Data extracted from a collection
--------------------------------

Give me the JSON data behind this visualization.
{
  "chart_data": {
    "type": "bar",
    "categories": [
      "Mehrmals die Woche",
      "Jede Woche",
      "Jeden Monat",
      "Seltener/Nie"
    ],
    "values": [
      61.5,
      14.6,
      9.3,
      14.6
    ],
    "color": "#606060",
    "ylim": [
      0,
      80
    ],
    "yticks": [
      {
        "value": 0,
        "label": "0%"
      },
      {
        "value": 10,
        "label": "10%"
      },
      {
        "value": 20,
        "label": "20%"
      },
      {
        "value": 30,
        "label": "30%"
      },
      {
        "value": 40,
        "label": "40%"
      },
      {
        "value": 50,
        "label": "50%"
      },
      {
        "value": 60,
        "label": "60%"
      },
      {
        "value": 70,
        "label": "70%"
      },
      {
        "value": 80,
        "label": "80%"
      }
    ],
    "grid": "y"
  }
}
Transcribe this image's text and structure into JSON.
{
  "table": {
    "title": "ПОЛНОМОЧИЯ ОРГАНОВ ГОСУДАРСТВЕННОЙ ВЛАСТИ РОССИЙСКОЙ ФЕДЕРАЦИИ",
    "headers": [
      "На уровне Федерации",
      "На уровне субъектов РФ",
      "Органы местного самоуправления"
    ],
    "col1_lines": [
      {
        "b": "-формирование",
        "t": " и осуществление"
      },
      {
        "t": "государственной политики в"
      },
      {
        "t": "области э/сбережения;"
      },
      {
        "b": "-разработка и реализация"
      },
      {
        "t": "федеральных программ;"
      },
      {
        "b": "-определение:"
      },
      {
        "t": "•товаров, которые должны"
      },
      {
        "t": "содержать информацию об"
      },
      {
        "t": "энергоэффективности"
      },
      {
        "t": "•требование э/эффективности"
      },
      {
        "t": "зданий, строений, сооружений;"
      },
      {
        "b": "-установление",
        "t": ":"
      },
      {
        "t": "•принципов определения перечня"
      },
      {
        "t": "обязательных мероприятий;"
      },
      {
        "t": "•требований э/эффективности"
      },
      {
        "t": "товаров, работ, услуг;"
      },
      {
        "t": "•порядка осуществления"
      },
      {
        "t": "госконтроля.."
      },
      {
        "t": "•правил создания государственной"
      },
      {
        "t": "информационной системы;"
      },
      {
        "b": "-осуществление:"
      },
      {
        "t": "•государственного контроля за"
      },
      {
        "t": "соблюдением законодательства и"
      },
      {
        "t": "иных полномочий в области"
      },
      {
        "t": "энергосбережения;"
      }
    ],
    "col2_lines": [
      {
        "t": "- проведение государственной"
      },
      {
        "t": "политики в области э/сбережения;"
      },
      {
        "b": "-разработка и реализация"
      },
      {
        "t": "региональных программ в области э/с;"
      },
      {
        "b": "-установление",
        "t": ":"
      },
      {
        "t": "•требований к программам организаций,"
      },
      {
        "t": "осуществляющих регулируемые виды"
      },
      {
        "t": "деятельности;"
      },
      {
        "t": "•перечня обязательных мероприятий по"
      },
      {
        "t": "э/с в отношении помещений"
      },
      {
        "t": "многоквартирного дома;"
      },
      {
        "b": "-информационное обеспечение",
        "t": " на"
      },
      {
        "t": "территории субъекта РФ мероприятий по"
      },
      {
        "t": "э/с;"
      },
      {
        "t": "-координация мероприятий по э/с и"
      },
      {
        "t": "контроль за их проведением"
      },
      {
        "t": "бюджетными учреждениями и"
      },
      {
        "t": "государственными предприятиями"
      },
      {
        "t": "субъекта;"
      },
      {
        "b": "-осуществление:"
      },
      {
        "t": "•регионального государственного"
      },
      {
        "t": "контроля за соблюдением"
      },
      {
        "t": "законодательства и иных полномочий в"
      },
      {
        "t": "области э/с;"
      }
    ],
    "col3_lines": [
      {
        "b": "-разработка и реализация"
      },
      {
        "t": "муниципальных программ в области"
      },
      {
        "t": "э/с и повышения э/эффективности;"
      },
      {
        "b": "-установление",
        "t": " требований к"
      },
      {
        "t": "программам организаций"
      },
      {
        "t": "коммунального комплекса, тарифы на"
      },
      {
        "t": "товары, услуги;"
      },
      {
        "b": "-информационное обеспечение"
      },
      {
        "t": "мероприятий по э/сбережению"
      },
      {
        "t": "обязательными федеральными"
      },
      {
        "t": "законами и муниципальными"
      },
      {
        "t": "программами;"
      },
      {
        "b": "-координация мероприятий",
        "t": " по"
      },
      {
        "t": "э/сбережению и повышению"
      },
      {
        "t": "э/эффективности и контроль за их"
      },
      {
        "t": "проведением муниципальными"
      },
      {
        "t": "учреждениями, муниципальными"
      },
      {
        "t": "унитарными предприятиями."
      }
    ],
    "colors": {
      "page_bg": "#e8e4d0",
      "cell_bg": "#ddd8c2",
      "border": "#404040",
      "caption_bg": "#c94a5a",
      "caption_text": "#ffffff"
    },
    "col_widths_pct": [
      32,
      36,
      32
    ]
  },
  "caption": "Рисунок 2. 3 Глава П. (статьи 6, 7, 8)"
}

--------------------------------

_Work to be completed_
List all lines where "мероприятий" occurs.

_Finished answer_
        "t": "обязательных мероприятий;"
        "t": "•перечня обязательных мероприятий по"
        "t": "территории субъекта РФ мероприятий по"
        "t": "-координация мероприятий по э/с и"
        "t": "мероприятий по э/сбережению"
        "b": "-координация мероприятий",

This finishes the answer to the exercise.